>> BEGIN Record excerpts
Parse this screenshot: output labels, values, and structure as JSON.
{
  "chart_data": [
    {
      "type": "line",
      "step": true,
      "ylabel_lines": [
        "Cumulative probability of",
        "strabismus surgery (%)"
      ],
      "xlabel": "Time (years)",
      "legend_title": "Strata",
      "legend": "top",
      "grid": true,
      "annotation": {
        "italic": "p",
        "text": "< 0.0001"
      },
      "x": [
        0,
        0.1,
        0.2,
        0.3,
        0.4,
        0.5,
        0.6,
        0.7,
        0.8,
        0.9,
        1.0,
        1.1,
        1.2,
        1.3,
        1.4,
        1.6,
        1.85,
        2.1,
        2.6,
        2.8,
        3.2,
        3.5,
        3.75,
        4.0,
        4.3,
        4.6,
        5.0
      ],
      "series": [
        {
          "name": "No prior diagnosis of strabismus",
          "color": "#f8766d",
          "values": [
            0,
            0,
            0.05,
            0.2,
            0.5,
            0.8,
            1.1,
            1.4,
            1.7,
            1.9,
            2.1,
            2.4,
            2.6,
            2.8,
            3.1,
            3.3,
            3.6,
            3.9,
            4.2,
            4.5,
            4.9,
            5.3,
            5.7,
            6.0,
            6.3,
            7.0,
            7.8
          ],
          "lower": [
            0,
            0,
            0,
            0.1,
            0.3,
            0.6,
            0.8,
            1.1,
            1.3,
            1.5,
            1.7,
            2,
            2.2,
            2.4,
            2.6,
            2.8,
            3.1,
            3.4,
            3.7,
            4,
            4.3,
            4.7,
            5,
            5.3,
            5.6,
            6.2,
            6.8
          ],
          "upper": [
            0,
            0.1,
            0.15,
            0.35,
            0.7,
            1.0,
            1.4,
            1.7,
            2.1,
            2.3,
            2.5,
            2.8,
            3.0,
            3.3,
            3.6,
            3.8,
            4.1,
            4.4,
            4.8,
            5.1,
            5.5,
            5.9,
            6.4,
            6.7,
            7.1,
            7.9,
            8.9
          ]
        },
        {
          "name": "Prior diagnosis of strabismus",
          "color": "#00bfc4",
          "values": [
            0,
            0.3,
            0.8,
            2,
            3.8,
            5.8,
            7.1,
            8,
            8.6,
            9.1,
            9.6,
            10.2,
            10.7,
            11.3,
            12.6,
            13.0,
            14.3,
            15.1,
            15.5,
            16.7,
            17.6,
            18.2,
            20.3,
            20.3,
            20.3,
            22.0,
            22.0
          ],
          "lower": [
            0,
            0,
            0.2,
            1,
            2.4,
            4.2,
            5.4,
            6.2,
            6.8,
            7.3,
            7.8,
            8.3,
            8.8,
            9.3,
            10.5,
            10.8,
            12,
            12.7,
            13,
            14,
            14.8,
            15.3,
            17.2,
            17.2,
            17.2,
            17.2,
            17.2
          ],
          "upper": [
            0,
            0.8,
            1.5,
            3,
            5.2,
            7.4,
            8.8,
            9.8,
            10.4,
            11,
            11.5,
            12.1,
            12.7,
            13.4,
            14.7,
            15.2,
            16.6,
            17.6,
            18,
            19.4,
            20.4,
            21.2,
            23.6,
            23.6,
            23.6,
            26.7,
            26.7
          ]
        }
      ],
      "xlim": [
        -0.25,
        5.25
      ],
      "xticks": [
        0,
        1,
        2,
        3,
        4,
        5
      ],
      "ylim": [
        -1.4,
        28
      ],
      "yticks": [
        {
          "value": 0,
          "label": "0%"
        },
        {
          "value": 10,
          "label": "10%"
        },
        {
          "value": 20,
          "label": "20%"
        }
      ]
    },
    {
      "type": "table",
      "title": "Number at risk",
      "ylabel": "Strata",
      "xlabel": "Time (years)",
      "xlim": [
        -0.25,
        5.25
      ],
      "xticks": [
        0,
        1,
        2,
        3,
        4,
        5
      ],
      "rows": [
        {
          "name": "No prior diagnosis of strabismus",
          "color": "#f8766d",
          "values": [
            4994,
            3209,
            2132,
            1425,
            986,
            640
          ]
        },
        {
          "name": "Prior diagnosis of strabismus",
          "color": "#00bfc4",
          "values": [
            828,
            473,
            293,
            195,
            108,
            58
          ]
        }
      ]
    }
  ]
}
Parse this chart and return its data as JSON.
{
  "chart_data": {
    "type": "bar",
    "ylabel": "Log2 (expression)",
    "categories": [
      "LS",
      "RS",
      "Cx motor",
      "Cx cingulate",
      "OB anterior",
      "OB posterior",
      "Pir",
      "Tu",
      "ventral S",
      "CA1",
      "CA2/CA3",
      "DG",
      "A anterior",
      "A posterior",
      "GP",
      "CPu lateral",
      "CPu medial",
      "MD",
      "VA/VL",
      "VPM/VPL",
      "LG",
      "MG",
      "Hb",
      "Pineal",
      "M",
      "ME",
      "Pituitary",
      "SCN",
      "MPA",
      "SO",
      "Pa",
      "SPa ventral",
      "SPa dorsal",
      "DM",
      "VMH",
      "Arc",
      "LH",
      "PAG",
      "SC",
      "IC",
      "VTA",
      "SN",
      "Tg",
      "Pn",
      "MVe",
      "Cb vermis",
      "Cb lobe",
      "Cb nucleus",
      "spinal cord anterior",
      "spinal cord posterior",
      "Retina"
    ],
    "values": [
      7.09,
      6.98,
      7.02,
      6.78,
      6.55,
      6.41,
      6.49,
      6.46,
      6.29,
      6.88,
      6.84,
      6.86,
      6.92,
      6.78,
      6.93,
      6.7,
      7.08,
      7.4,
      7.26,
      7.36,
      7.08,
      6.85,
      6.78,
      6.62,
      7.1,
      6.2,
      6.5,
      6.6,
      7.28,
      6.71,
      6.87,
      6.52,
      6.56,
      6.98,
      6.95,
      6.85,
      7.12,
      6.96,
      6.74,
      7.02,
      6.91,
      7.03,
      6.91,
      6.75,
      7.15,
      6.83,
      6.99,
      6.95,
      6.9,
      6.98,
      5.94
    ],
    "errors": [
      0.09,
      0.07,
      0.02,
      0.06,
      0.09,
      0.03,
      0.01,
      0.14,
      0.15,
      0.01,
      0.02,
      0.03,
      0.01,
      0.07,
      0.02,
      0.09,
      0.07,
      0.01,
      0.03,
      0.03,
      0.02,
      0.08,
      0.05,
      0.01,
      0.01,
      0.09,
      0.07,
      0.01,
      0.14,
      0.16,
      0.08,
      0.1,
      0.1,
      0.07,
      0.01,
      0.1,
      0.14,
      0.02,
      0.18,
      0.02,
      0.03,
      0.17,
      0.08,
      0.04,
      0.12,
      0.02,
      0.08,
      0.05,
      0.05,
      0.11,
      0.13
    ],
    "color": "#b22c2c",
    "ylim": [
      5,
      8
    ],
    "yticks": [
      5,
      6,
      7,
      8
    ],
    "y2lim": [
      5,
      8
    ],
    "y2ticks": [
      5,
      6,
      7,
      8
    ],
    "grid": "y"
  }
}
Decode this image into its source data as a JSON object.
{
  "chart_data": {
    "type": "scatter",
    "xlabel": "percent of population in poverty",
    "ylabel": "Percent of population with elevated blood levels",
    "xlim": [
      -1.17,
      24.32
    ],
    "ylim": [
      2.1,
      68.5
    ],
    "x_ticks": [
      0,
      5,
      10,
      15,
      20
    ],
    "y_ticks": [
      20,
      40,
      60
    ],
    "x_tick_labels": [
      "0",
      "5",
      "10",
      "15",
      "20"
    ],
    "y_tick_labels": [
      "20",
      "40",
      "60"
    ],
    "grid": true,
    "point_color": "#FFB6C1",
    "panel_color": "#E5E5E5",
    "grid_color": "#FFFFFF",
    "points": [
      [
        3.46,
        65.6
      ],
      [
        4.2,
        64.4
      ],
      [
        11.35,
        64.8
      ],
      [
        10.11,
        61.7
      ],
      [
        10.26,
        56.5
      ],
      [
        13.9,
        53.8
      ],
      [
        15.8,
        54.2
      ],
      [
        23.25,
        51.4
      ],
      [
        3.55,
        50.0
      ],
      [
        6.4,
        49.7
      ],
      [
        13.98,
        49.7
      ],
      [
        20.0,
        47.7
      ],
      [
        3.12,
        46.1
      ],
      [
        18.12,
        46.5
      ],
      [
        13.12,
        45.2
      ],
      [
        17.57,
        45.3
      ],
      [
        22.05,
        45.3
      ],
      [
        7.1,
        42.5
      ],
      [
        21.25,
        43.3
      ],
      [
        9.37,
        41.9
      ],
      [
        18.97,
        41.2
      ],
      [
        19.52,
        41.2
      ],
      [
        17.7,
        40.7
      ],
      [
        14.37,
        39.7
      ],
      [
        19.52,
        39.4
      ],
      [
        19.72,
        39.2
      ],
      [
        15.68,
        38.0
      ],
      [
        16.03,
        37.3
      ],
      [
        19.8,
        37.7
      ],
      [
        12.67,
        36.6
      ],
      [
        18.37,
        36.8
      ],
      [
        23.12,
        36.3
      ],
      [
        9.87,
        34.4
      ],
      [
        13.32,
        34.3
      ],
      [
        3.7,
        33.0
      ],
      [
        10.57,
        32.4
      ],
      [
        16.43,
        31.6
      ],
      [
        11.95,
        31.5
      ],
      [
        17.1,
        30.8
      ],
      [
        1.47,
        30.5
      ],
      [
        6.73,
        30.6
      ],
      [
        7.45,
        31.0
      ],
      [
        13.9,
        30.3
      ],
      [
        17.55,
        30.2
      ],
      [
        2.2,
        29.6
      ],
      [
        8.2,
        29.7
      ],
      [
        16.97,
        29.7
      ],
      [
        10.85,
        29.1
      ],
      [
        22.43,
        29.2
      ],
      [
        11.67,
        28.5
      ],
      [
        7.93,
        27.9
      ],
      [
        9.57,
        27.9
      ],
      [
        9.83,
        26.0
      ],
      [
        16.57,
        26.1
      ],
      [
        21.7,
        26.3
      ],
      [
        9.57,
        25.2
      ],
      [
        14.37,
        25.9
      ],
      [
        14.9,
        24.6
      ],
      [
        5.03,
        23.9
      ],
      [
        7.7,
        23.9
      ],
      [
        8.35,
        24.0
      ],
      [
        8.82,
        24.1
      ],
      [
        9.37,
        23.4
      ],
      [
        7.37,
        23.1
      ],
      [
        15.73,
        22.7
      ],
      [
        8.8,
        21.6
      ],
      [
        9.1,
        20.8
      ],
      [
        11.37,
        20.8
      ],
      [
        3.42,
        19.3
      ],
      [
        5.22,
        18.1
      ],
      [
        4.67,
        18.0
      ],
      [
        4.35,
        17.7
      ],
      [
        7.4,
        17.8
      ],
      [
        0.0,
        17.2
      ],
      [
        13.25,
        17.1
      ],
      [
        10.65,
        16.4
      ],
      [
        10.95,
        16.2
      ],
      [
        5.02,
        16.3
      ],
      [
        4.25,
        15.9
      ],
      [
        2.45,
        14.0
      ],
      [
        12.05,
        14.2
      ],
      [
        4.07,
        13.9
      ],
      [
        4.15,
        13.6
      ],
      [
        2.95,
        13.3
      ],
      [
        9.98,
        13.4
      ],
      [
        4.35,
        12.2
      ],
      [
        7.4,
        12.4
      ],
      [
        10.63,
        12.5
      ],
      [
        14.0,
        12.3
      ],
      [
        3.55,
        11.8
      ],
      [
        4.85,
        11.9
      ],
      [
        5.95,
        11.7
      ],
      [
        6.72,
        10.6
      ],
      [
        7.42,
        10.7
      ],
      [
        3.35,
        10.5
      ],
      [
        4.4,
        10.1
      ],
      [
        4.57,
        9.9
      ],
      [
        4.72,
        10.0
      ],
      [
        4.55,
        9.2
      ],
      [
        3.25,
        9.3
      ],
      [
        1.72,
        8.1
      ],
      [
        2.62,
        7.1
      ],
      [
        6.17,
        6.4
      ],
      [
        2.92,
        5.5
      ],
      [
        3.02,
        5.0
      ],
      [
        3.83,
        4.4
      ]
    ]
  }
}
>> END Record excerpts
Pick out lines containing the word "anterior", each one as written.

Response to this exercise:
      "OB anterior",
      "A anterior",
      "spinal cord anterior",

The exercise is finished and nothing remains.